- DATA SUPPLIED:
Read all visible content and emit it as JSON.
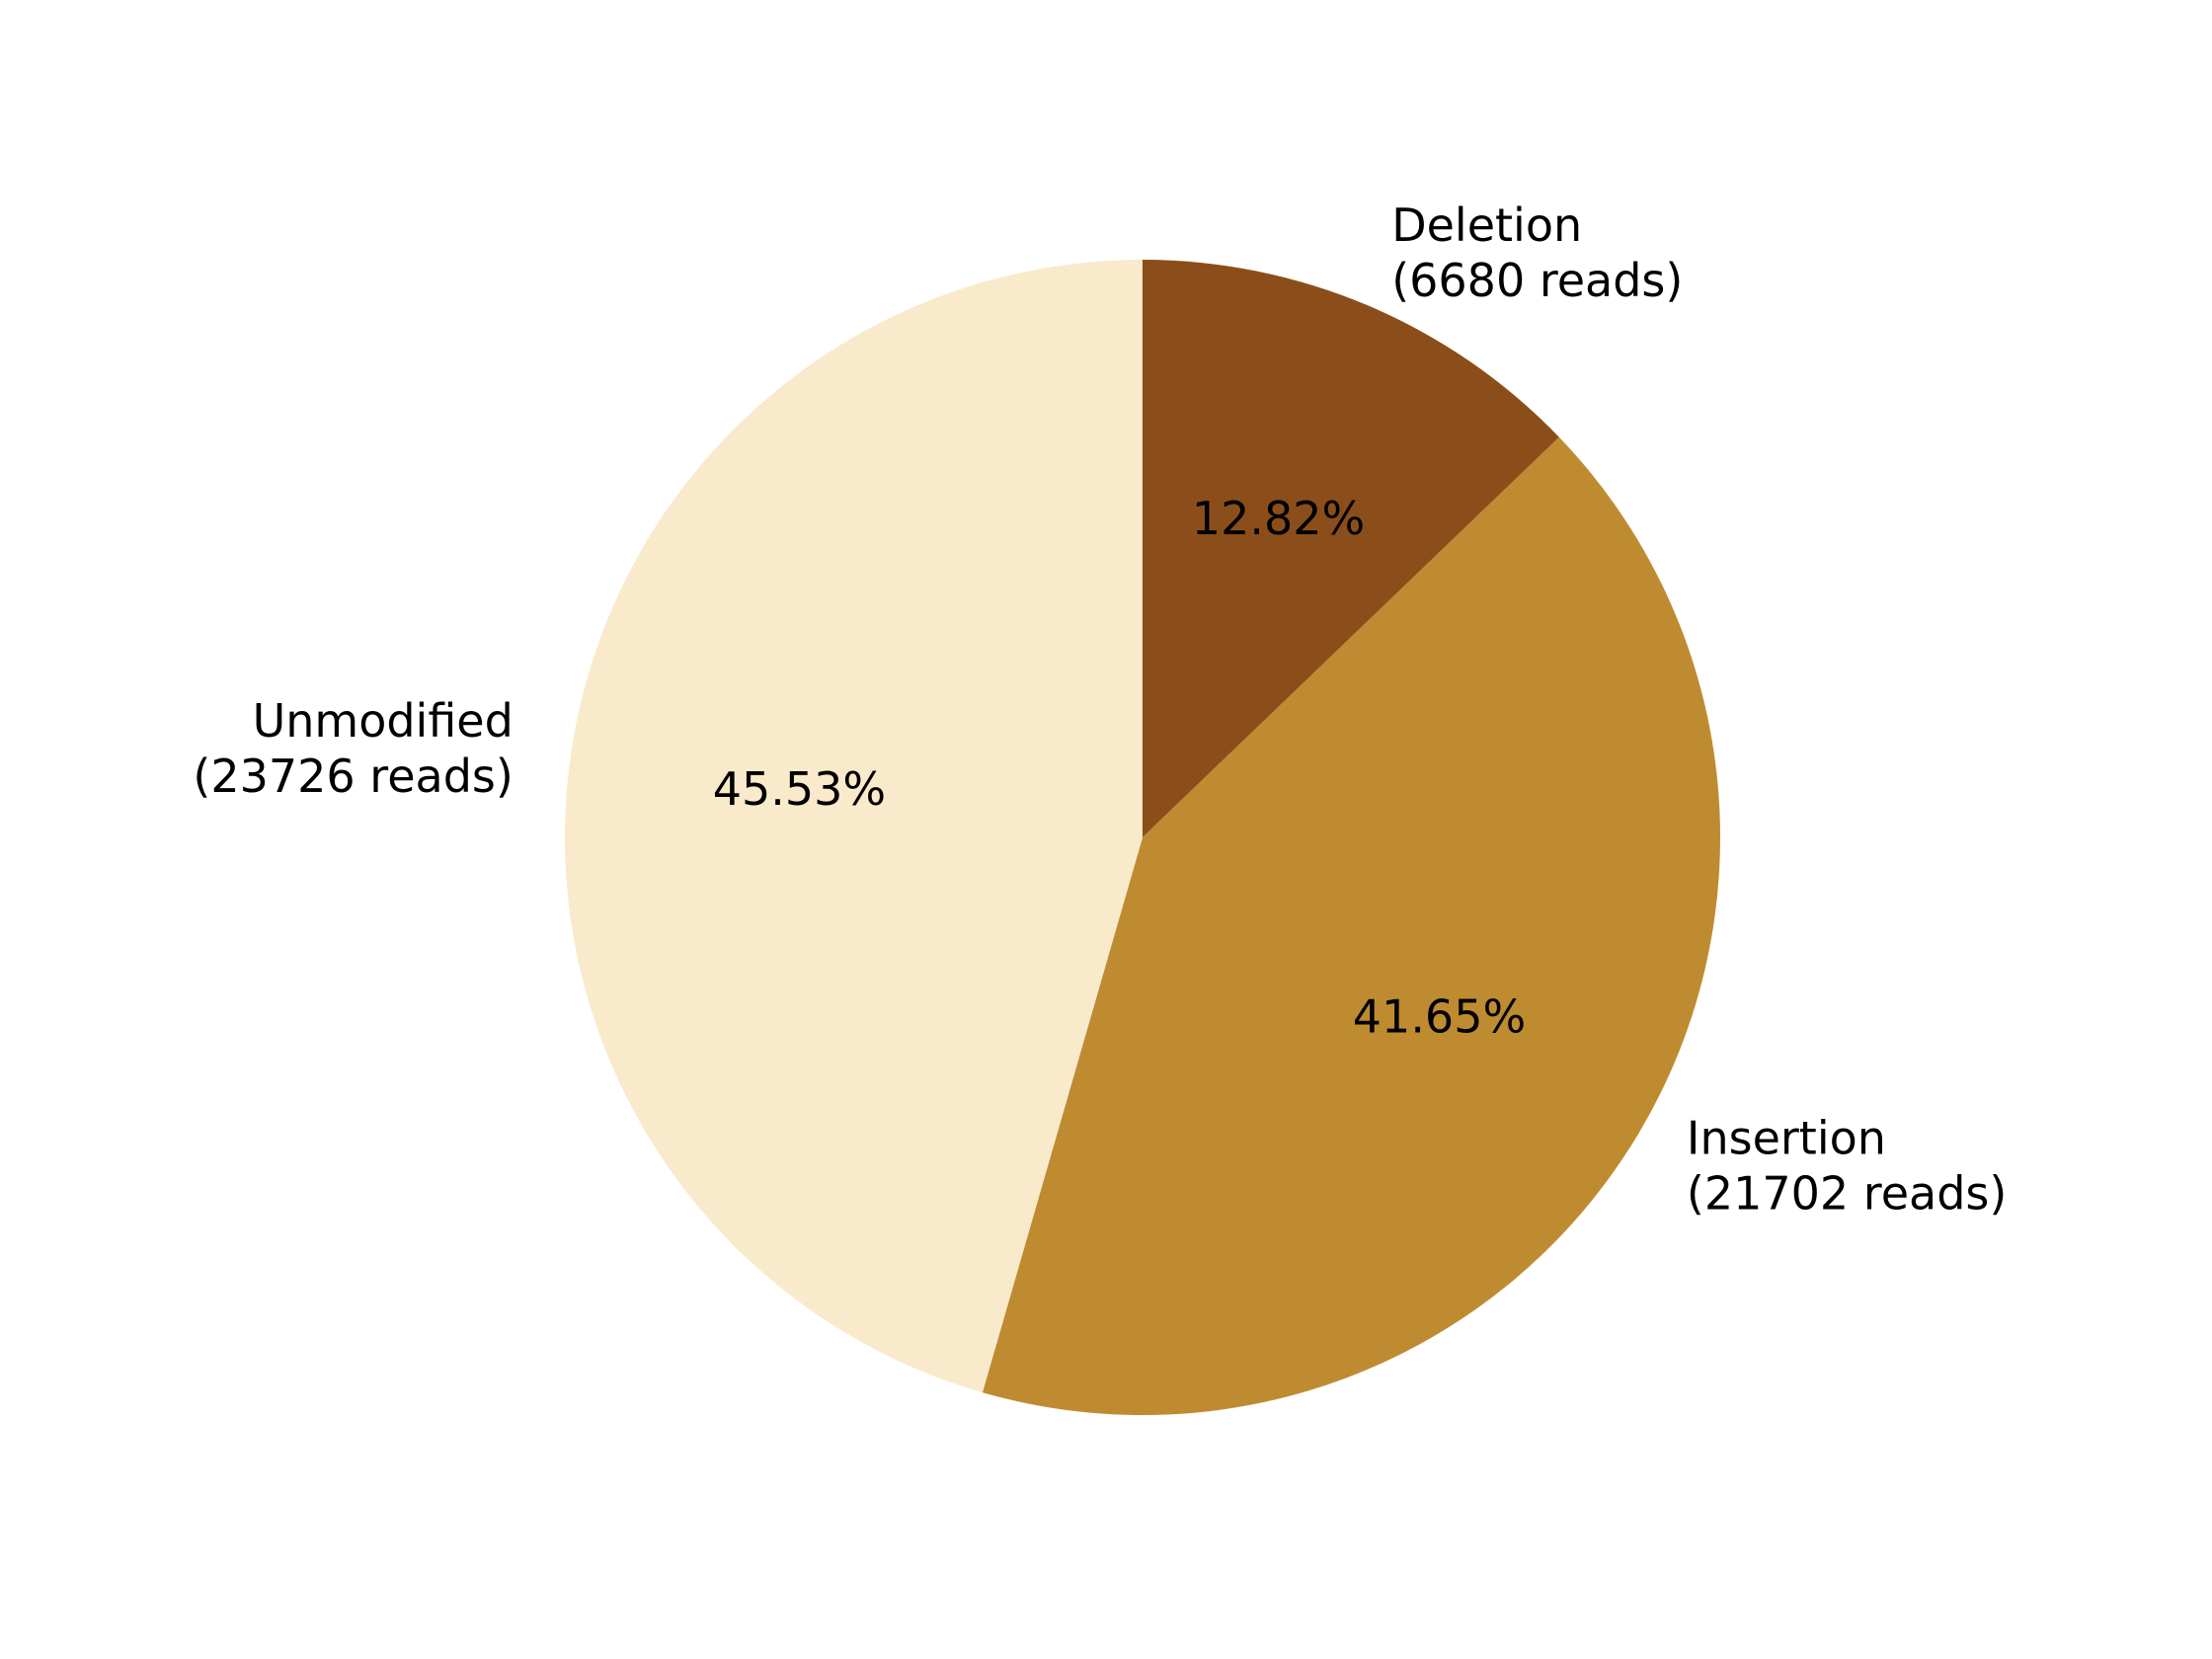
{
  "chart_data": {
    "type": "pie",
    "start_angle_deg": 90,
    "direction": "clockwise",
    "slices": [
      {
        "label": "Deletion",
        "reads_text": "(6680 reads)",
        "value": 6680,
        "percent_text": "12.82%",
        "color": "#8B4E1A"
      },
      {
        "label": "Insertion",
        "reads_text": "(21702 reads)",
        "value": 21702,
        "percent_text": "41.65%",
        "color": "#BF8B31"
      },
      {
        "label": "Unmodified",
        "reads_text": "(23726 reads)",
        "value": 23726,
        "percent_text": "45.53%",
        "color": "#F8EACB"
      }
    ]
  }
}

- WHAT THIS TASK INVOLVES:
Each record should be quoted exactly, with the images omitted.

- TASK RESPONSE:
Read all visible content and emit it as JSON.
{
  "chart_data": {
    "type": "pie",
    "start_angle_deg": 90,
    "direction": "clockwise",
    "slices": [
      {
        "label": "Deletion",
        "reads_text": "(6680 reads)",
        "value": 6680,
        "percent_text": "12.82%",
        "color": "#8B4E1A"
      },
      {
        "label": "Insertion",
        "reads_text": "(21702 reads)",
        "value": 21702,
        "percent_text": "41.65%",
        "color": "#BF8B31"
      },
      {
        "label": "Unmodified",
        "reads_text": "(23726 reads)",
        "value": 23726,
        "percent_text": "45.53%",
        "color": "#F8EACB"
      }
    ]
  }
}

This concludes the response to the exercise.